• _REQUIRED TASK_
Starting at the line that contains "What does this", restate each line word for word through the final line of the data, keeping both ends.

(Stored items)
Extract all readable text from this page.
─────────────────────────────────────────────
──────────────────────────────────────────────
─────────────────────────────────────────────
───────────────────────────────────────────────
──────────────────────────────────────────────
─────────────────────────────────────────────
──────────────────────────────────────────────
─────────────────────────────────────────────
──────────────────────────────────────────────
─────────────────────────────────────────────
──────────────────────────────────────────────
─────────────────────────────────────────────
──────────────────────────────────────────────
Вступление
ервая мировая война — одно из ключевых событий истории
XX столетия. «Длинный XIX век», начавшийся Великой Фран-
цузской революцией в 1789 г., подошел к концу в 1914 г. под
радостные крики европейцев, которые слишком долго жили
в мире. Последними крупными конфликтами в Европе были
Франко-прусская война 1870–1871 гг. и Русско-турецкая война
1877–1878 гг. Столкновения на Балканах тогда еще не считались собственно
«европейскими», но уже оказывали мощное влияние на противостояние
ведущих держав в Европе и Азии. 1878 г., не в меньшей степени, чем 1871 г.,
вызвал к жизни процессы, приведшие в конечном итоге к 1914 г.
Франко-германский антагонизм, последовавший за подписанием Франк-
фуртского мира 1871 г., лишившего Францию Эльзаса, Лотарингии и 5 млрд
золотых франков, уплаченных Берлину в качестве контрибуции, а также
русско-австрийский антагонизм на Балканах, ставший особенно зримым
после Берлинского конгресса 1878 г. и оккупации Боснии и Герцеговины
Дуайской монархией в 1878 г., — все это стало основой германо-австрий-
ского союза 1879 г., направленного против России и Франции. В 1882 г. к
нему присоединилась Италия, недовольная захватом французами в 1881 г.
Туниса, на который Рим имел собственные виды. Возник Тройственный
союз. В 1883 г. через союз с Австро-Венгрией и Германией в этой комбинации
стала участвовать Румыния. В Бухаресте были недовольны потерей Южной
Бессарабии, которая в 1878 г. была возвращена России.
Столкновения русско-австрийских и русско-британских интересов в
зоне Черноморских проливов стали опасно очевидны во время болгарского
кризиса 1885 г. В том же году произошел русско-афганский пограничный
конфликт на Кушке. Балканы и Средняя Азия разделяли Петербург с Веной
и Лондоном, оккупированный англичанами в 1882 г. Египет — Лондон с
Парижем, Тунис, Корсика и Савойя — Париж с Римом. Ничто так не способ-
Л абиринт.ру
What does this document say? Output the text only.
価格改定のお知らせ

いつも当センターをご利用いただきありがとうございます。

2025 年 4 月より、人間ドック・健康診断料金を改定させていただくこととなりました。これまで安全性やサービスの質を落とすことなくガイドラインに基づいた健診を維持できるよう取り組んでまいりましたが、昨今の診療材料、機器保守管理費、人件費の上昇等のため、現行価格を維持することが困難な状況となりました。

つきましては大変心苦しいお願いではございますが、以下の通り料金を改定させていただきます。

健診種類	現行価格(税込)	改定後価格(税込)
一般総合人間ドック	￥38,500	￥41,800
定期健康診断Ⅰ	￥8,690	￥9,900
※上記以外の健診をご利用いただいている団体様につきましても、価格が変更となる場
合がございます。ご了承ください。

• _WRITTEN ANSWER_
What does this document say? Output the text only.
価格改定のお知らせ

いつも当センターをご利用いただきありがとうございます。

2025 年 4 月より、人間ドック・健康診断料金を改定させていただくこととなりました。これまで安全性やサービスの質を落とすことなくガイドラインに基づいた健診を維持できるよう取り組んでまいりましたが、昨今の診療材料、機器保守管理費、人件費の上昇等のため、現行価格を維持することが困難な状況となりました。

つきましては大変心苦しいお願いではございますが、以下の通り料金を改定させていただきます。

健診種類	現行価格(税込)	改定後価格(税込)
一般総合人間ドック	￥38,500	￥41,800
定期健康診断Ⅰ	￥8,690	￥9,900
※上記以外の健診をご利用いただいている団体様につきましても、価格が変更となる場
合がございます。ご了承ください。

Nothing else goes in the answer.